• [WORK REQUIRED] Check each line for the word "label" and report how many have it. Give nothing else.

..............................

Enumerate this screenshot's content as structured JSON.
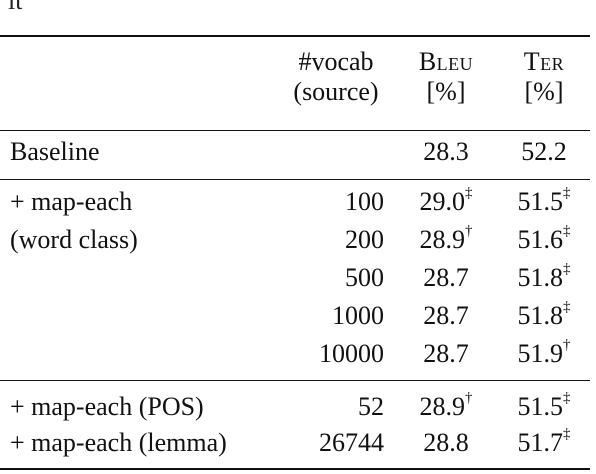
{
  "fragment": "ıt",
  "header": {
    "vocab_line1": "#vocab",
    "vocab_line2": "(source)",
    "bleu_line1": "Bleu",
    "bleu_line2": "[%]",
    "ter_line1": "Ter",
    "ter_line2": "[%]"
  },
  "rows": [
    {
      "label": "Baseline",
      "vocab": "",
      "bleu": "28.3",
      "bleu_mark": "",
      "ter": "52.2",
      "ter_mark": ""
    },
    {
      "label": "+ map-each",
      "vocab": "100",
      "bleu": "29.0",
      "bleu_mark": "‡",
      "ter": "51.5",
      "ter_mark": "‡"
    },
    {
      "label": "(word class)",
      "vocab": "200",
      "bleu": "28.9",
      "bleu_mark": "†",
      "ter": "51.6",
      "ter_mark": "‡"
    },
    {
      "label": "",
      "vocab": "500",
      "bleu": "28.7",
      "bleu_mark": "",
      "ter": "51.8",
      "ter_mark": "‡"
    },
    {
      "label": "",
      "vocab": "1000",
      "bleu": "28.7",
      "bleu_mark": "",
      "ter": "51.8",
      "ter_mark": "‡"
    },
    {
      "label": "",
      "vocab": "10000",
      "bleu": "28.7",
      "bleu_mark": "",
      "ter": "51.9",
      "ter_mark": "†"
    },
    {
      "label": "+ map-each (POS)",
      "vocab": "52",
      "bleu": "28.9",
      "bleu_mark": "†",
      "ter": "51.5",
      "ter_mark": "‡"
    },
    {
      "label": "+ map-each (lemma)",
      "vocab": "26744",
      "bleu": "28.8",
      "bleu_mark": "",
      "ter": "51.7",
      "ter_mark": "‡"
    }
  ]
}
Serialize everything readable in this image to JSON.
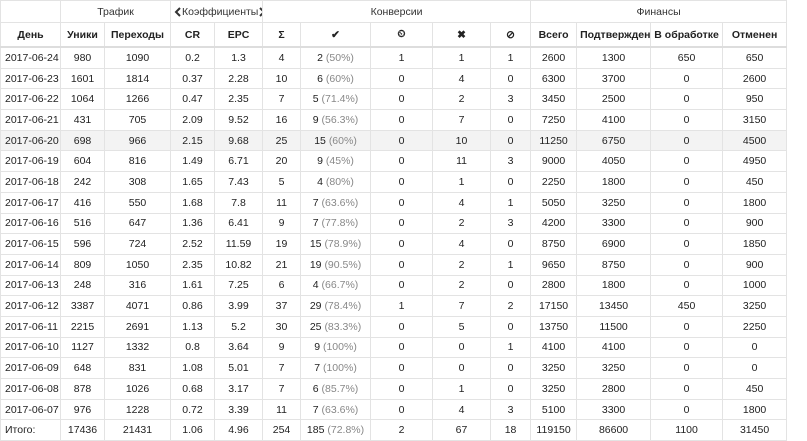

..............................

• [REPLY TO THE EXERCISE] 8